#### EXERCISE BRIEF:
Copy out the data below as written; omit any images.

#### INPUT:
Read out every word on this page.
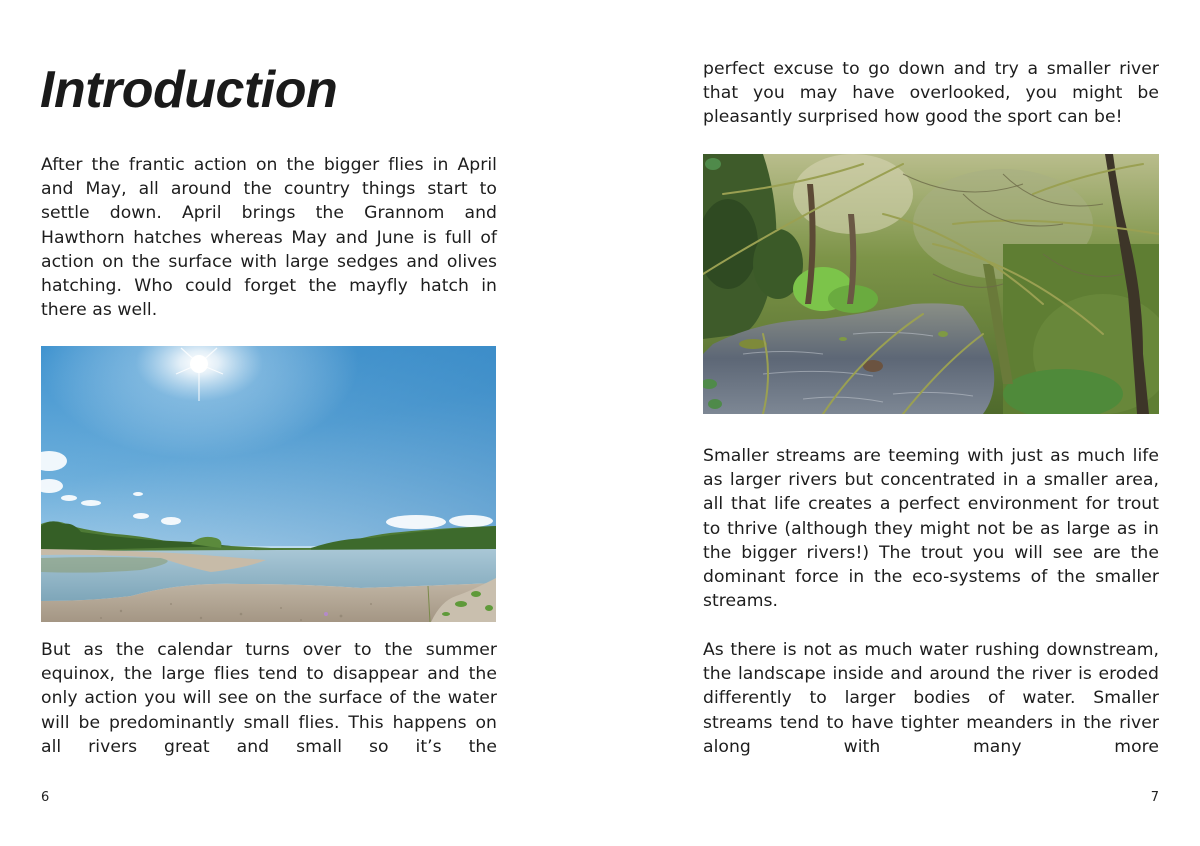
Introduction

After the frantic action on the bigger flies in April and May, all around the country things start to settle down. April brings the Grannom and Hawthorn hatches whereas May and June is full of action on the surface with large sedges and olives hatching. Who could forget the mayfly hatch in there as well.

But as the calendar turns over to the summer equinox, the large flies tend to disappear and the only action you will see on the surface of the water will be predominantly small flies. This happens on all rivers great and small so it’s the

6

perfect excuse to go down and try a smaller river that you may have overlooked, you might be pleasantly surprised how good the sport can be!

Smaller streams are teeming with just as much life as larger rivers but concentrated in a smaller area, all that life creates a perfect environment for trout to thrive (although they might not be as large as in the bigger rivers!) The trout you will see are the dominant force in the eco-systems of the smaller streams.

As there is not as much water rushing downstream, the landscape inside and around the river is eroded differently to larger bodies of water. Smaller streams tend to have tighter meanders in the river along with many more

7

#### EXERCISE RESULT:
Read out every word on this page.
Introduction

After the frantic action on the bigger flies in April and May, all around the country things start to settle down. April brings the Grannom and Hawthorn hatches whereas May and June is full of action on the surface with large sedges and olives hatching. Who could forget the mayfly hatch in there as well.

But as the calendar turns over to the summer equinox, the large flies tend to disappear and the only action you will see on the surface of the water will be predominantly small flies. This happens on all rivers great and small so it’s the

6

perfect excuse to go down and try a smaller river that you may have overlooked, you might be pleasantly surprised how good the sport can be!

Smaller streams are teeming with just as much life as larger rivers but concentrated in a smaller area, all that life creates a perfect environment for trout to thrive (although they might not be as large as in the bigger rivers!) The trout you will see are the dominant force in the eco-systems of the smaller streams.

As there is not as much water rushing downstream, the landscape inside and around the river is eroded differently to larger bodies of water. Smaller streams tend to have tighter meanders in the river along with many more

7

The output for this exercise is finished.